[Start Data for processing]

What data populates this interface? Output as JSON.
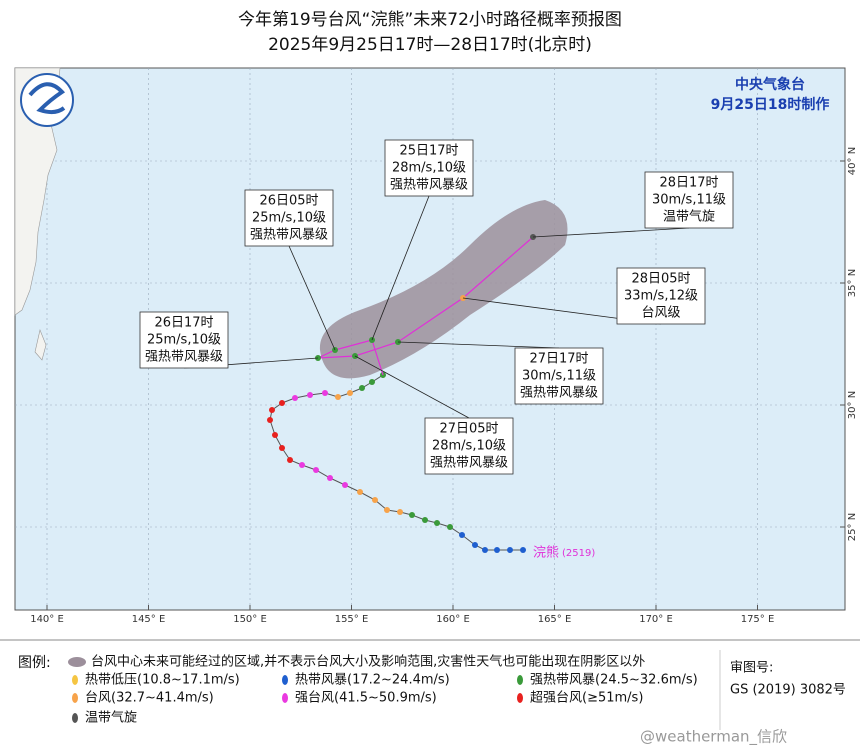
{
  "header": {
    "title": "今年第19号台风“浣熊”未来72小时路径概率预报图",
    "subtitle": "2025年9月25日17时—28日17时(北京时)"
  },
  "agency": {
    "name": "中央气象台",
    "issued": "9月25日18时制作"
  },
  "forecasts": [
    {
      "time": "25日17时",
      "wind": "28m/s,10级",
      "level": "强热带风暴级"
    },
    {
      "time": "26日05时",
      "wind": "25m/s,10级",
      "level": "强热带风暴级"
    },
    {
      "time": "26日17时",
      "wind": "25m/s,10级",
      "level": "强热带风暴级"
    },
    {
      "time": "27日05时",
      "wind": "28m/s,10级",
      "level": "强热带风暴级"
    },
    {
      "time": "27日17时",
      "wind": "30m/s,11级",
      "level": "强热带风暴级"
    },
    {
      "time": "28日05时",
      "wind": "33m/s,12级",
      "level": "台风级"
    },
    {
      "time": "28日17时",
      "wind": "30m/s,11级",
      "level": "温带气旋"
    }
  ],
  "storm": {
    "name": "浣熊",
    "id": "(2519)"
  },
  "axes": {
    "longitudes": [
      "140° E",
      "145° E",
      "150° E",
      "155° E",
      "160° E",
      "165° E",
      "170° E",
      "175° E"
    ],
    "latitudes": [
      "25° N",
      "30° N",
      "35° N",
      "40° N"
    ]
  },
  "legend": {
    "title": "图例:",
    "items": [
      {
        "label": "台风中心未来可能经过的区域,并不表示台风大小及影响范围,灾害性天气也可能出现在阴影区以外",
        "color": "#9c8f9b"
      },
      {
        "label": "热带低压(10.8~17.1m/s)",
        "color": "#f5c542"
      },
      {
        "label": "热带风暴(17.2~24.4m/s)",
        "color": "#1f5fcf"
      },
      {
        "label": "强热带风暴(24.5~32.6m/s)",
        "color": "#3a9a3a"
      },
      {
        "label": "台风(32.7~41.4m/s)",
        "color": "#f7a34a"
      },
      {
        "label": "强台风(41.5~50.9m/s)",
        "color": "#ea3ae0"
      },
      {
        "label": "超强台风(≥51m/s)",
        "color": "#e8211f"
      },
      {
        "label": "温带气旋",
        "color": "#555555"
      }
    ]
  },
  "review": {
    "label": "审图号:",
    "number": "GS (2019) 3082号"
  },
  "watermark": "@weatherman_信欣"
}
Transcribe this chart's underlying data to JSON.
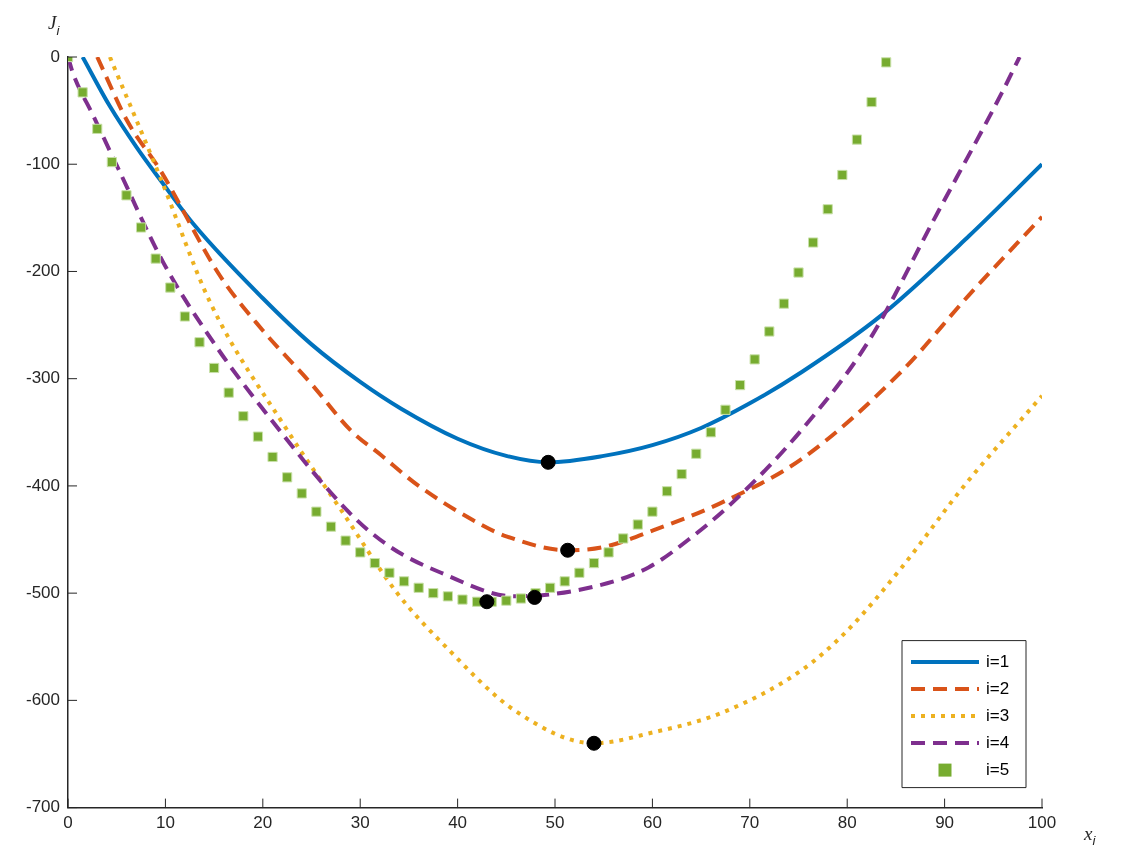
{
  "chart_data": {
    "type": "line",
    "xlabel": "x$_{i}$",
    "ylabel": "J$_{i}$",
    "xlim": [
      0,
      100
    ],
    "xticks": [
      0,
      10,
      20,
      30,
      40,
      50,
      60,
      70,
      80,
      90,
      100
    ],
    "ylim": [
      -700,
      0
    ],
    "yticks": [
      -700,
      -600,
      -500,
      -400,
      -300,
      -200,
      -100,
      0
    ],
    "grid": false,
    "legend": "bottom right",
    "series": [
      {
        "name": "i=1",
        "color": "#0072bd",
        "line_style": "solid",
        "marker": "none",
        "x": [
          1.5,
          4.3,
          7.1,
          9.5,
          12.9,
          20,
          25,
          30,
          34.2,
          40,
          45,
          49.3,
          55,
          60,
          65,
          70,
          75.3,
          83.5,
          92.5,
          100
        ],
        "values": [
          0,
          -46,
          -85,
          -115,
          -156,
          -225,
          -268,
          -303,
          -328,
          -356,
          -372,
          -378,
          -372,
          -362,
          -346,
          -323,
          -294,
          -241,
          -167,
          -100
        ]
      },
      {
        "name": "i=2",
        "color": "#d95319",
        "line_style": "dashed",
        "marker": "none",
        "x": [
          3,
          6.1,
          9.5,
          15.6,
          20,
          25,
          29,
          32.1,
          36,
          42.4,
          45,
          51.3,
          55,
          60.2,
          67,
          75.3,
          85.6,
          92.5,
          100
        ],
        "values": [
          0,
          -60,
          -106,
          -204,
          -255,
          -305,
          -348,
          -371,
          -400,
          -436,
          -447,
          -460,
          -457,
          -441,
          -416,
          -375,
          -293,
          -222,
          -149
        ]
      },
      {
        "name": "i=3",
        "color": "#edb120",
        "line_style": "dotted",
        "marker": "none",
        "x": [
          4.3,
          9.5,
          14.6,
          22.5,
          28,
          33.8,
          39,
          45.8,
          54,
          60,
          67,
          75.3,
          80,
          85.6,
          92,
          100
        ],
        "values": [
          0,
          -113,
          -229,
          -348,
          -422,
          -500,
          -552,
          -609,
          -640,
          -630,
          -612,
          -572,
          -535,
          -476,
          -400,
          -316
        ]
      },
      {
        "name": "i=4",
        "color": "#7e2f8e",
        "line_style": "dashed",
        "marker": "none",
        "x": [
          0,
          0.5,
          2.6,
          5,
          9.8,
          15.3,
          19.8,
          29,
          33.1,
          38.3,
          45.8,
          54,
          59.6,
          64,
          68.4,
          75.3,
          82.2,
          89,
          95.9,
          97.7
        ],
        "values": [
          0,
          -15,
          -55,
          -101,
          -192,
          -271,
          -326,
          -426,
          -457,
          -481,
          -503,
          -494,
          -476,
          -448,
          -414,
          -348,
          -265,
          -150,
          -33,
          0
        ]
      },
      {
        "name": "i=5",
        "color": "#77ac30",
        "type": "scatter",
        "marker": "square",
        "x": [
          0,
          1.5,
          3,
          4.5,
          6,
          7.5,
          9,
          10.5,
          12,
          13.5,
          15,
          16.5,
          18,
          19.5,
          21,
          22.5,
          24,
          25.5,
          27,
          28.5,
          30,
          31.5,
          33,
          34.5,
          36,
          37.5,
          39,
          40.5,
          42,
          43.5,
          45,
          46.5,
          48,
          49.5,
          51,
          52.5,
          54,
          55.5,
          57,
          58.5,
          60,
          61.5,
          63,
          64.5,
          66,
          67.5,
          69,
          70.5,
          72,
          73.5,
          75,
          76.5,
          78,
          79.5,
          81,
          82.5,
          84
        ],
        "values": [
          0,
          -33,
          -67,
          -98,
          -129,
          -159,
          -188,
          -215,
          -242,
          -266,
          -290,
          -313,
          -335,
          -354,
          -373,
          -392,
          -407,
          -424,
          -438,
          -451,
          -462,
          -472,
          -481,
          -489,
          -495,
          -500,
          -503,
          -506,
          -508,
          -508,
          -507,
          -505,
          -500,
          -495,
          -489,
          -481,
          -472,
          -462,
          -449,
          -436,
          -424,
          -405,
          -389,
          -370,
          -350,
          -329,
          -306,
          -282,
          -256,
          -230,
          -201,
          -173,
          -142,
          -110,
          -77,
          -42,
          -5
        ]
      },
      {
        "color": "#000000",
        "type": "scatter",
        "marker": "circle",
        "x": [
          49.3,
          51.3,
          54,
          47.9,
          43
        ],
        "values": [
          -378,
          -460,
          -640,
          -504,
          -508
        ]
      }
    ]
  }
}
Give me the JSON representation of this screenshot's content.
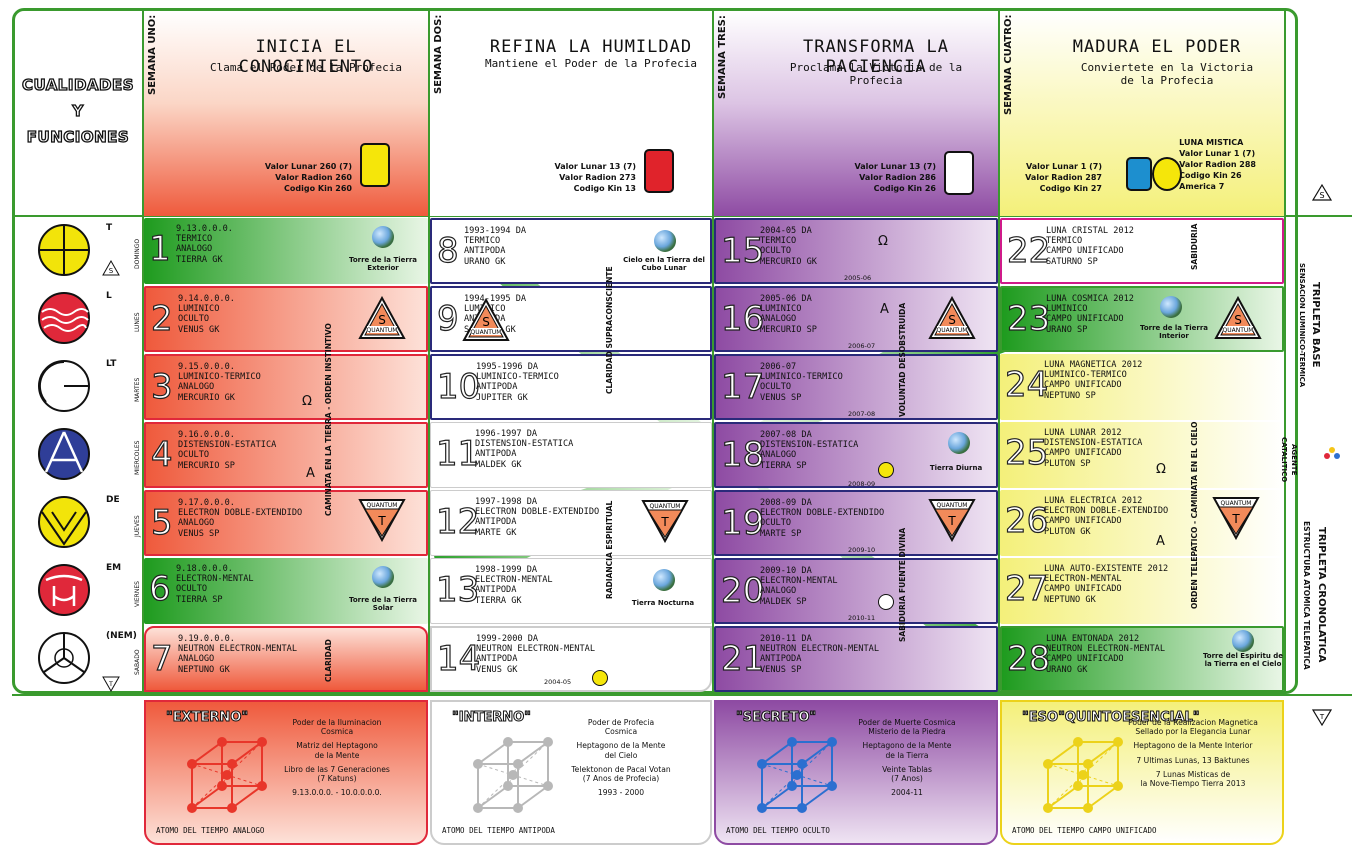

[End Data for processing]

_Aim_: Gather all lines with the string "JSON" from the data.

_Full solution_:
What data populates this interface? Output as JSON.
Transcribe this chart's underlying data to JSON.
Give me the JSON representation of this screenshot's content.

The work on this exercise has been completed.